• _INPUT FOR THIS TASK_:
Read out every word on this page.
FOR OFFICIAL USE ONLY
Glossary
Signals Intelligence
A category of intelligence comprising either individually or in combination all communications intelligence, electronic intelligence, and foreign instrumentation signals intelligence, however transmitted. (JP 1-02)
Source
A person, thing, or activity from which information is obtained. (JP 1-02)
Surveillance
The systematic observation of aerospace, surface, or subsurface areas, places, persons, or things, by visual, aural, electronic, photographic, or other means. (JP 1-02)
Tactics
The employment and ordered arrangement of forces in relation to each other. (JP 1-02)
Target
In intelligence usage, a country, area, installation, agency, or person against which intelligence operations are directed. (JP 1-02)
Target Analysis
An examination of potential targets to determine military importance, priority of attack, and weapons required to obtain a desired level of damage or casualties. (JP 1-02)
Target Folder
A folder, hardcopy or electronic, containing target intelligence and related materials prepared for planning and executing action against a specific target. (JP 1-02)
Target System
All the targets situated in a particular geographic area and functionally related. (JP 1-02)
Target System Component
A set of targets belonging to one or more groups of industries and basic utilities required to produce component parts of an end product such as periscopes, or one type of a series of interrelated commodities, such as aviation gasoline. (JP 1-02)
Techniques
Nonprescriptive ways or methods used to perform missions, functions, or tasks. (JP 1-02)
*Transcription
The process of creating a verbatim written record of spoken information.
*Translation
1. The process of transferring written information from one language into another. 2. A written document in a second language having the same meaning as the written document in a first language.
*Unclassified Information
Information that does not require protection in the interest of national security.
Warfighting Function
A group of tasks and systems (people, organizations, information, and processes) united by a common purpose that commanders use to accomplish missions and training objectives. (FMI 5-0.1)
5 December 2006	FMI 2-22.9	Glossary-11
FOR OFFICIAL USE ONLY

• _EXERCISE PROMPT_: Your task is to list each line of the records with the word "electronic".

• _ANSWER TO THIS PROBLEM_:
A category of intelligence comprising either individually or in combination all communications intelligence, electronic intelligence, and foreign instrumentation signals intelligence, however transmitted. (JP 1-02)
The systematic observation of aerospace, surface, or subsurface areas, places, persons, or things, by visual, aural, electronic, photographic, or other means. (JP 1-02)
A folder, hardcopy or electronic, containing target intelligence and related materials prepared for planning and executing action against a specific target. (JP 1-02)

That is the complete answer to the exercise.